Task data
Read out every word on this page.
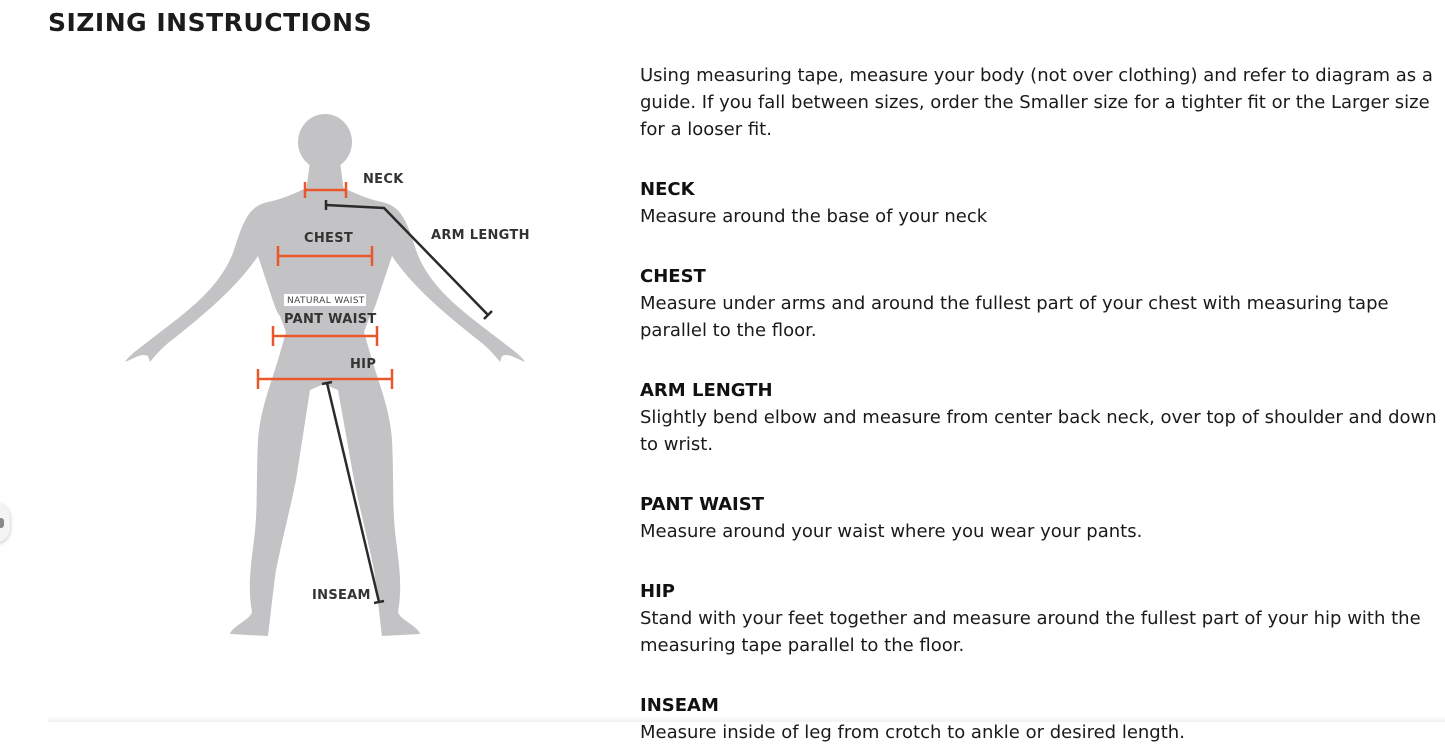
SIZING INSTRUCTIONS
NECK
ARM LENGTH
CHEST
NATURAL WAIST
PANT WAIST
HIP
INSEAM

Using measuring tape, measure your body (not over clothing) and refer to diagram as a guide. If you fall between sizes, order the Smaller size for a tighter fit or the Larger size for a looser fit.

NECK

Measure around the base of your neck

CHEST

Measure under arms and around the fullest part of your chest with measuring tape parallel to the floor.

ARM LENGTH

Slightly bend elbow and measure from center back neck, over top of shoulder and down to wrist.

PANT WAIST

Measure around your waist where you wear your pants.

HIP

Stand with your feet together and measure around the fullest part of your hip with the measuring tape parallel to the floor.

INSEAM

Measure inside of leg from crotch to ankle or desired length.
==
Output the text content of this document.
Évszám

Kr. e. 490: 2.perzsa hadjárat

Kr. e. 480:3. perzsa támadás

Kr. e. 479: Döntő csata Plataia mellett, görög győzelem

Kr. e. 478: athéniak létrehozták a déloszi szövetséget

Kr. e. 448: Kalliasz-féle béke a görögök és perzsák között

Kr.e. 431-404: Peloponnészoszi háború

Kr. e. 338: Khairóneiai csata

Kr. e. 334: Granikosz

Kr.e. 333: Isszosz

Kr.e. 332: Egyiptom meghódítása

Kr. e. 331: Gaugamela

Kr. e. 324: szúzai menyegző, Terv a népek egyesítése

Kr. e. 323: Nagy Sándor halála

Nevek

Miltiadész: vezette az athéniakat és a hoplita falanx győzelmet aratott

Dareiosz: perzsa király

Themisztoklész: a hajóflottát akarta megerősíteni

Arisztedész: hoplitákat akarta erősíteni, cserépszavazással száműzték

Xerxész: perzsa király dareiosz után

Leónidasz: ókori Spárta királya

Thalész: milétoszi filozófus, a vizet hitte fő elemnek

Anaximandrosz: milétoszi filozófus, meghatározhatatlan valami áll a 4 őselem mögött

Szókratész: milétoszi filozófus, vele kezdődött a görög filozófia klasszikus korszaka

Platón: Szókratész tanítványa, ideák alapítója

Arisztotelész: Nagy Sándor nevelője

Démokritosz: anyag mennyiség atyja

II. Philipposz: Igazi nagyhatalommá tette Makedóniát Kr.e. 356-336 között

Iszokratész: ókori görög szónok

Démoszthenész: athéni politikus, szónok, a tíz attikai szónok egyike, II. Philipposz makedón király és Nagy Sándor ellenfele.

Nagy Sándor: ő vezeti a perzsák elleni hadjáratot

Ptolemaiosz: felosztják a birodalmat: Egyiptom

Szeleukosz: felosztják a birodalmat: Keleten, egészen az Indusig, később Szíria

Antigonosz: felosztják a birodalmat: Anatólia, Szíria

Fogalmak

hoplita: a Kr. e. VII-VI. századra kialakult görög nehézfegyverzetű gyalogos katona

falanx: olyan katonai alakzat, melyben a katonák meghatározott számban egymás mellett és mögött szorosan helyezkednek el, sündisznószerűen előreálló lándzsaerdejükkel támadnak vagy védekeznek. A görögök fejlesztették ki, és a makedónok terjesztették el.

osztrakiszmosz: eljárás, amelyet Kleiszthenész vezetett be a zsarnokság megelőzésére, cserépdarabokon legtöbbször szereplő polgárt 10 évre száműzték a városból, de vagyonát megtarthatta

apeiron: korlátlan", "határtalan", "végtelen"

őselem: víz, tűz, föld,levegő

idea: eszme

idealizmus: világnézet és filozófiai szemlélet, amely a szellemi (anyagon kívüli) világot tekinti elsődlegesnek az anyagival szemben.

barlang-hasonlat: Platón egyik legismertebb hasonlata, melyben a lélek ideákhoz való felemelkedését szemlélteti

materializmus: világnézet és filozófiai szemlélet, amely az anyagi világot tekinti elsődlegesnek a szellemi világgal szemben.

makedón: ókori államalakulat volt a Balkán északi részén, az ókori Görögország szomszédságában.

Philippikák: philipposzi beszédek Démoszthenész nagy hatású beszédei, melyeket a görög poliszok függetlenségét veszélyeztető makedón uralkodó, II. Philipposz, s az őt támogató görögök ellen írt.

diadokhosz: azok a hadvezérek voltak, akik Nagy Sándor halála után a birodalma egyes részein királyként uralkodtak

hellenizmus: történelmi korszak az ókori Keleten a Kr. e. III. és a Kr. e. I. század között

What you need to do
Across all the entries, count the lines that contain the word "part" and give the number by itself.

Task response
2